> **Task directions**
Retype each record shown below, leaving every character as it is.

> **Records provided**
________
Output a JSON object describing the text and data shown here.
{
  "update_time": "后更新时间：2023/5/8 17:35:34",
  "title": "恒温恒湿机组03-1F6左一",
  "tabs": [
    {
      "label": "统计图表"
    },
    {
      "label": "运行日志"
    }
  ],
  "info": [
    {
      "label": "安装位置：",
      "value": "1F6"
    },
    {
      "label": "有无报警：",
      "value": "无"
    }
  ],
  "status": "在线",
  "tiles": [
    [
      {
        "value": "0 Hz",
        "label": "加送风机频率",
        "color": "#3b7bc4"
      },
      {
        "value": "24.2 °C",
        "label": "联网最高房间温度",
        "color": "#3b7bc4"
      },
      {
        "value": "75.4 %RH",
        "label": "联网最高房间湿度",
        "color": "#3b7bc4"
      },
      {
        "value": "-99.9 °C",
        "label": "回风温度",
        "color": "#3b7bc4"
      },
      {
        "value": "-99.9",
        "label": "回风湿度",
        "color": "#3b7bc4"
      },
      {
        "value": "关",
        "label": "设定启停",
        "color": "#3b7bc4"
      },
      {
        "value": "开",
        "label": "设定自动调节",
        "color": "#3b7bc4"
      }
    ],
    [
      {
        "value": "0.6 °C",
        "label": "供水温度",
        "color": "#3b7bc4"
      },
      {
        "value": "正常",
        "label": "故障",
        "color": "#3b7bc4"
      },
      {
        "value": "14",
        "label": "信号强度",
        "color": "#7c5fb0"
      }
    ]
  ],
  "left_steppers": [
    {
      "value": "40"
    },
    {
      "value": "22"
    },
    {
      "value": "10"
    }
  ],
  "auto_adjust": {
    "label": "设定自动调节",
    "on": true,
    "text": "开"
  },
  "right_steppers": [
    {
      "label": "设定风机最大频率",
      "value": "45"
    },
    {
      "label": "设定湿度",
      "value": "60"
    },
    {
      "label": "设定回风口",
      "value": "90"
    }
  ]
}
________
> **Answer in full**
Output a JSON object describing the text and data shown here.
{
  "update_time": "后更新时间：2023/5/8 17:35:34",
  "title": "恒温恒湿机组03-1F6左一",
  "tabs": [
    {
      "label": "统计图表"
    },
    {
      "label": "运行日志"
    }
  ],
  "info": [
    {
      "label": "安装位置：",
      "value": "1F6"
    },
    {
      "label": "有无报警：",
      "value": "无"
    }
  ],
  "status": "在线",
  "tiles": [
    [
      {
        "value": "0 Hz",
        "label": "加送风机频率",
        "color": "#3b7bc4"
      },
      {
        "value": "24.2 °C",
        "label": "联网最高房间温度",
        "color": "#3b7bc4"
      },
      {
        "value": "75.4 %RH",
        "label": "联网最高房间湿度",
        "color": "#3b7bc4"
      },
      {
        "value": "-99.9 °C",
        "label": "回风温度",
        "color": "#3b7bc4"
      },
      {
        "value": "-99.9",
        "label": "回风湿度",
        "color": "#3b7bc4"
      },
      {
        "value": "关",
        "label": "设定启停",
        "color": "#3b7bc4"
      },
      {
        "value": "开",
        "label": "设定自动调节",
        "color": "#3b7bc4"
      }
    ],
    [
      {
        "value": "0.6 °C",
        "label": "供水温度",
        "color": "#3b7bc4"
      },
      {
        "value": "正常",
        "label": "故障",
        "color": "#3b7bc4"
      },
      {
        "value": "14",
        "label": "信号强度",
        "color": "#7c5fb0"
      }
    ]
  ],
  "left_steppers": [
    {
      "value": "40"
    },
    {
      "value": "22"
    },
    {
      "value": "10"
    }
  ],
  "auto_adjust": {
    "label": "设定自动调节",
    "on": true,
    "text": "开"
  },
  "right_steppers": [
    {
      "label": "设定风机最大频率",
      "value": "45"
    },
    {
      "label": "设定湿度",
      "value": "60"
    },
    {
      "label": "设定回风口",
      "value": "90"
    }
  ]
}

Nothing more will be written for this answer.